▶ Written exercise: Repeat the listing in full, exactly as it stands.

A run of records
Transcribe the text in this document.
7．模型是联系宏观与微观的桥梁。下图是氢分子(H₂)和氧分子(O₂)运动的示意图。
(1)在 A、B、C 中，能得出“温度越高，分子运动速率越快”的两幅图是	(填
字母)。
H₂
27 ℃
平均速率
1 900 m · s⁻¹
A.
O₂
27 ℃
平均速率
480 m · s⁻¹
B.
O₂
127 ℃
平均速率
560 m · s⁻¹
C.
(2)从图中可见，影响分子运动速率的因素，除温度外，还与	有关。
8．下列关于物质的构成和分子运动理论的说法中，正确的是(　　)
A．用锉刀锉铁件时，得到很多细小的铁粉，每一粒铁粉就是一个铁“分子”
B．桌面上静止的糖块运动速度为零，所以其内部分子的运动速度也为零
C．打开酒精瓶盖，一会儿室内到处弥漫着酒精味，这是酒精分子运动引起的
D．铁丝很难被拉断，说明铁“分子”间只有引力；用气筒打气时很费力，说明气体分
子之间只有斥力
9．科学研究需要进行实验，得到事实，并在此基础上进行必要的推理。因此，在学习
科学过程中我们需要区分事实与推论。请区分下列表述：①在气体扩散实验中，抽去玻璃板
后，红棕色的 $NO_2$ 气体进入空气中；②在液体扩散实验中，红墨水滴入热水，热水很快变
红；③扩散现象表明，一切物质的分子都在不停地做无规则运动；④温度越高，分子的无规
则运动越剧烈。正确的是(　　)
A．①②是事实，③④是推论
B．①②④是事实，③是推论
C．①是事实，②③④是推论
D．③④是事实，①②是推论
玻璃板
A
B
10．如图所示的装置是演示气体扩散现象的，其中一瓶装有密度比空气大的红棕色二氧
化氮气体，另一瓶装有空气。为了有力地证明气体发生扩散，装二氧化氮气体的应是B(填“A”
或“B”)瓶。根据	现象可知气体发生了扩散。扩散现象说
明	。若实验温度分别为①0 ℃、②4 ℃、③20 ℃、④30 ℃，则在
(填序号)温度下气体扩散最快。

▶ Reply to the task:
Transcribe the text in this document.
7．模型是联系宏观与微观的桥梁。下图是氢分子(H₂)和氧分子(O₂)运动的示意图。
(1)在 A、B、C 中，能得出“温度越高，分子运动速率越快”的两幅图是	(填
字母)。
H₂
27 ℃
平均速率
1 900 m · s⁻¹
A.
O₂
27 ℃
平均速率
480 m · s⁻¹
B.
O₂
127 ℃
平均速率
560 m · s⁻¹
C.
(2)从图中可见，影响分子运动速率的因素，除温度外，还与	有关。
8．下列关于物质的构成和分子运动理论的说法中，正确的是(　　)
A．用锉刀锉铁件时，得到很多细小的铁粉，每一粒铁粉就是一个铁“分子”
B．桌面上静止的糖块运动速度为零，所以其内部分子的运动速度也为零
C．打开酒精瓶盖，一会儿室内到处弥漫着酒精味，这是酒精分子运动引起的
D．铁丝很难被拉断，说明铁“分子”间只有引力；用气筒打气时很费力，说明气体分
子之间只有斥力
9．科学研究需要进行实验，得到事实，并在此基础上进行必要的推理。因此，在学习
科学过程中我们需要区分事实与推论。请区分下列表述：①在气体扩散实验中，抽去玻璃板
后，红棕色的 $NO_2$ 气体进入空气中；②在液体扩散实验中，红墨水滴入热水，热水很快变
红；③扩散现象表明，一切物质的分子都在不停地做无规则运动；④温度越高，分子的无规
则运动越剧烈。正确的是(　　)
A．①②是事实，③④是推论
B．①②④是事实，③是推论
C．①是事实，②③④是推论
D．③④是事实，①②是推论
玻璃板
A
B
10．如图所示的装置是演示气体扩散现象的，其中一瓶装有密度比空气大的红棕色二氧
化氮气体，另一瓶装有空气。为了有力地证明气体发生扩散，装二氧化氮气体的应是B(填“A”
或“B”)瓶。根据	现象可知气体发生了扩散。扩散现象说
明	。若实验温度分别为①0 ℃、②4 ℃、③20 ℃、④30 ℃，则在
(填序号)温度下气体扩散最快。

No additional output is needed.